Data items:
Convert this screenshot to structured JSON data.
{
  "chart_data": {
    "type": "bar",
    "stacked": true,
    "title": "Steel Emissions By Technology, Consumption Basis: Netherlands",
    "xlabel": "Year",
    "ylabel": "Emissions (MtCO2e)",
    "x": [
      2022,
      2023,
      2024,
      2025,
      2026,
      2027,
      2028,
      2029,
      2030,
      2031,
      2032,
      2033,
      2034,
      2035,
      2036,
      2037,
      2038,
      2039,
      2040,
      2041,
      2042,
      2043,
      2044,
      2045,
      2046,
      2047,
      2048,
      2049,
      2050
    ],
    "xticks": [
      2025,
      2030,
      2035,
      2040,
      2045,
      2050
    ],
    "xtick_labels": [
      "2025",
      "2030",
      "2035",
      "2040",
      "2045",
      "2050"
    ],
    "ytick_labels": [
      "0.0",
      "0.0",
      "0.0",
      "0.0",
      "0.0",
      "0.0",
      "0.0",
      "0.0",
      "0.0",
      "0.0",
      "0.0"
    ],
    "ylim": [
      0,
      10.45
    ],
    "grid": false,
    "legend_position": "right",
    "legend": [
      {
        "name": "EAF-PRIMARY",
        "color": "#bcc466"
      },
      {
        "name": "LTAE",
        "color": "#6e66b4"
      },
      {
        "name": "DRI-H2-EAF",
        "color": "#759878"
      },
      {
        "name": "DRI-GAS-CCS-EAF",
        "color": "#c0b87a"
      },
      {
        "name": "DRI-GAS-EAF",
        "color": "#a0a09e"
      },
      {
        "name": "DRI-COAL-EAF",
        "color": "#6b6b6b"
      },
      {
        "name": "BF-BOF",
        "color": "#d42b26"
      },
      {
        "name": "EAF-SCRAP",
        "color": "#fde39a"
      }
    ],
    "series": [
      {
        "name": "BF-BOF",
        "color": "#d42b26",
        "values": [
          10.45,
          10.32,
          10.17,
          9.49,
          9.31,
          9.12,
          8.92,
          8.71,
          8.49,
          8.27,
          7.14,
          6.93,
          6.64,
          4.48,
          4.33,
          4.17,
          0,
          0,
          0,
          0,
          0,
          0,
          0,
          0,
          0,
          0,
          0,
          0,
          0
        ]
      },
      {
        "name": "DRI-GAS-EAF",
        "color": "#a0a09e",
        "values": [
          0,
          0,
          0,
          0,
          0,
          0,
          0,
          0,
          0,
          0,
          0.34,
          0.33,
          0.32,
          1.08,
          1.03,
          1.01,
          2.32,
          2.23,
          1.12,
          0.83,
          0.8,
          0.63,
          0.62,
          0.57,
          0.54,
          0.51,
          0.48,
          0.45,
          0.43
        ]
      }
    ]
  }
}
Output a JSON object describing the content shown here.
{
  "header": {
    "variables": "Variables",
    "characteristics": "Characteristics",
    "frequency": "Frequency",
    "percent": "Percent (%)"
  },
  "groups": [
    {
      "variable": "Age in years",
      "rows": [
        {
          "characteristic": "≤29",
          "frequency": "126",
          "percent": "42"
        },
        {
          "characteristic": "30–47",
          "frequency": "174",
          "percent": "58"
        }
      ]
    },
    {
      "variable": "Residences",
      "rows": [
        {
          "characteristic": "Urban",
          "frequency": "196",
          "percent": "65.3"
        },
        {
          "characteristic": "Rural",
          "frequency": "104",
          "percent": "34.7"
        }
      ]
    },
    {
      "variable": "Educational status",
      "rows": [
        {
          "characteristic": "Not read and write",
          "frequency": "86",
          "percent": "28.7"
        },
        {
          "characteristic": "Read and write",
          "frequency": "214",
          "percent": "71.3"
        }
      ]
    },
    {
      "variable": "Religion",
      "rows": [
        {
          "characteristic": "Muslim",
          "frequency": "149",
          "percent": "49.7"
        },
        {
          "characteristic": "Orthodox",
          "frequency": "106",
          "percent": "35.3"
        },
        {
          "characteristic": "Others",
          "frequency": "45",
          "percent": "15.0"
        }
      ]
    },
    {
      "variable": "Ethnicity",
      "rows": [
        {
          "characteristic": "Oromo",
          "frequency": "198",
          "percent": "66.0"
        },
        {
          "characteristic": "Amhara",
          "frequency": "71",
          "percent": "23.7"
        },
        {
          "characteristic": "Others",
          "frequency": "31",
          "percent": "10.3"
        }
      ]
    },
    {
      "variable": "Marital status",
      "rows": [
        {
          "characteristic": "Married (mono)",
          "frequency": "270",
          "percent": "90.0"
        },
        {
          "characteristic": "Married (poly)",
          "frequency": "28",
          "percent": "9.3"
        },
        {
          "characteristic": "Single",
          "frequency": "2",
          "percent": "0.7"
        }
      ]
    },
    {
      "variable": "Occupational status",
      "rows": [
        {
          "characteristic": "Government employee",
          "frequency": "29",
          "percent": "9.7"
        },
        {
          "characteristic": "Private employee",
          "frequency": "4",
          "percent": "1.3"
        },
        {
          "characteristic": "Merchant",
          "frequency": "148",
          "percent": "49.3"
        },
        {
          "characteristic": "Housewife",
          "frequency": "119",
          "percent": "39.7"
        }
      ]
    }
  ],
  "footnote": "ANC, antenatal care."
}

**What is required:** Print all the data exactly.

**Answer:**
Convert this screenshot to structured JSON data.
{
  "chart_data": {
    "type": "bar",
    "stacked": true,
    "title": "Steel Emissions By Technology, Consumption Basis: Netherlands",
    "xlabel": "Year",
    "ylabel": "Emissions (MtCO2e)",
    "x": [
      2022,
      2023,
      2024,
      2025,
      2026,
      2027,
      2028,
      2029,
      2030,
      2031,
      2032,
      2033,
      2034,
      2035,
      2036,
      2037,
      2038,
      2039,
      2040,
      2041,
      2042,
      2043,
      2044,
      2045,
      2046,
      2047,
      2048,
      2049,
      2050
    ],
    "xticks": [
      2025,
      2030,
      2035,
      2040,
      2045,
      2050
    ],
    "xtick_labels": [
      "2025",
      "2030",
      "2035",
      "2040",
      "2045",
      "2050"
    ],
    "ytick_labels": [
      "0.0",
      "0.0",
      "0.0",
      "0.0",
      "0.0",
      "0.0",
      "0.0",
      "0.0",
      "0.0",
      "0.0",
      "0.0"
    ],
    "ylim": [
      0,
      10.45
    ],
    "grid": false,
    "legend_position": "right",
    "legend": [
      {
        "name": "EAF-PRIMARY",
        "color": "#bcc466"
      },
      {
        "name": "LTAE",
        "color": "#6e66b4"
      },
      {
        "name": "DRI-H2-EAF",
        "color": "#759878"
      },
      {
        "name": "DRI-GAS-CCS-EAF",
        "color": "#c0b87a"
      },
      {
        "name": "DRI-GAS-EAF",
        "color": "#a0a09e"
      },
      {
        "name": "DRI-COAL-EAF",
        "color": "#6b6b6b"
      },
      {
        "name": "BF-BOF",
        "color": "#d42b26"
      },
      {
        "name": "EAF-SCRAP",
        "color": "#fde39a"
      }
    ],
    "series": [
      {
        "name": "BF-BOF",
        "color": "#d42b26",
        "values": [
          10.45,
          10.32,
          10.17,
          9.49,
          9.31,
          9.12,
          8.92,
          8.71,
          8.49,
          8.27,
          7.14,
          6.93,
          6.64,
          4.48,
          4.33,
          4.17,
          0,
          0,
          0,
          0,
          0,
          0,
          0,
          0,
          0,
          0,
          0,
          0,
          0
        ]
      },
      {
        "name": "DRI-GAS-EAF",
        "color": "#a0a09e",
        "values": [
          0,
          0,
          0,
          0,
          0,
          0,
          0,
          0,
          0,
          0,
          0.34,
          0.33,
          0.32,
          1.08,
          1.03,
          1.01,
          2.32,
          2.23,
          1.12,
          0.83,
          0.8,
          0.63,
          0.62,
          0.57,
          0.54,
          0.51,
          0.48,
          0.45,
          0.43
        ]
      }
    ]
  }
}
Output a JSON object describing the content shown here.
{
  "header": {
    "variables": "Variables",
    "characteristics": "Characteristics",
    "frequency": "Frequency",
    "percent": "Percent (%)"
  },
  "groups": [
    {
      "variable": "Age in years",
      "rows": [
        {
          "characteristic": "≤29",
          "frequency": "126",
          "percent": "42"
        },
        {
          "characteristic": "30–47",
          "frequency": "174",
          "percent": "58"
        }
      ]
    },
    {
      "variable": "Residences",
      "rows": [
        {
          "characteristic": "Urban",
          "frequency": "196",
          "percent": "65.3"
        },
        {
          "characteristic": "Rural",
          "frequency": "104",
          "percent": "34.7"
        }
      ]
    },
    {
      "variable": "Educational status",
      "rows": [
        {
          "characteristic": "Not read and write",
          "frequency": "86",
          "percent": "28.7"
        },
        {
          "characteristic": "Read and write",
          "frequency": "214",
          "percent": "71.3"
        }
      ]
    },
    {
      "variable": "Religion",
      "rows": [
        {
          "characteristic": "Muslim",
          "frequency": "149",
          "percent": "49.7"
        },
        {
          "characteristic": "Orthodox",
          "frequency": "106",
          "percent": "35.3"
        },
        {
          "characteristic": "Others",
          "frequency": "45",
          "percent": "15.0"
        }
      ]
    },
    {
      "variable": "Ethnicity",
      "rows": [
        {
          "characteristic": "Oromo",
          "frequency": "198",
          "percent": "66.0"
        },
        {
          "characteristic": "Amhara",
          "frequency": "71",
          "percent": "23.7"
        },
        {
          "characteristic": "Others",
          "frequency": "31",
          "percent": "10.3"
        }
      ]
    },
    {
      "variable": "Marital status",
      "rows": [
        {
          "characteristic": "Married (mono)",
          "frequency": "270",
          "percent": "90.0"
        },
        {
          "characteristic": "Married (poly)",
          "frequency": "28",
          "percent": "9.3"
        },
        {
          "characteristic": "Single",
          "frequency": "2",
          "percent": "0.7"
        }
      ]
    },
    {
      "variable": "Occupational status",
      "rows": [
        {
          "characteristic": "Government employee",
          "frequency": "29",
          "percent": "9.7"
        },
        {
          "characteristic": "Private employee",
          "frequency": "4",
          "percent": "1.3"
        },
        {
          "characteristic": "Merchant",
          "frequency": "148",
          "percent": "49.3"
        },
        {
          "characteristic": "Housewife",
          "frequency": "119",
          "percent": "39.7"
        }
      ]
    }
  ],
  "footnote": "ANC, antenatal care."
}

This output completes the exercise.